» Excerpted data
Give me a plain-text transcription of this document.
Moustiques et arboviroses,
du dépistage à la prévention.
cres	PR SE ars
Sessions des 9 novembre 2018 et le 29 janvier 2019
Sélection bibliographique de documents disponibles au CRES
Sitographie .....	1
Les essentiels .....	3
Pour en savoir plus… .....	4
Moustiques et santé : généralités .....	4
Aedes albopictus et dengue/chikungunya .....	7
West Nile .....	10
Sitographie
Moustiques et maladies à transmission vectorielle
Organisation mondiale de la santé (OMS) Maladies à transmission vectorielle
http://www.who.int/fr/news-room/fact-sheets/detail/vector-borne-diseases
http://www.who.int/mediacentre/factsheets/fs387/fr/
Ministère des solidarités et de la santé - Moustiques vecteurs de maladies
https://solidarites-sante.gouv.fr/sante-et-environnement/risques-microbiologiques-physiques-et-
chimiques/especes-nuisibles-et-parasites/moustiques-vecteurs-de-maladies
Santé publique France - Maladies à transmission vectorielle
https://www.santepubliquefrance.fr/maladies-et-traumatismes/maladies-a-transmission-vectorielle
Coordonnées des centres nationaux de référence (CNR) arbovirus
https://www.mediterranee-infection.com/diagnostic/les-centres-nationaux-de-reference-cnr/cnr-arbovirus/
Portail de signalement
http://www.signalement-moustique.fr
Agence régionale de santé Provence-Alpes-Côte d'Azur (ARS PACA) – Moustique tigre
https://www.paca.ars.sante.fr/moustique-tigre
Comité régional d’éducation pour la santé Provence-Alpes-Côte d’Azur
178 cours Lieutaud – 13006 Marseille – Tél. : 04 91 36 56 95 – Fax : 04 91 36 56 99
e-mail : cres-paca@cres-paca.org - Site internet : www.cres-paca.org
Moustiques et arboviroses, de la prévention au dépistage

» Aim of the task
The word "arboviroses" appears in some of the lines above. Copy those lines.

» Finished exercise
Moustiques et arboviroses,
Moustiques et arboviroses, de la prévention au dépistage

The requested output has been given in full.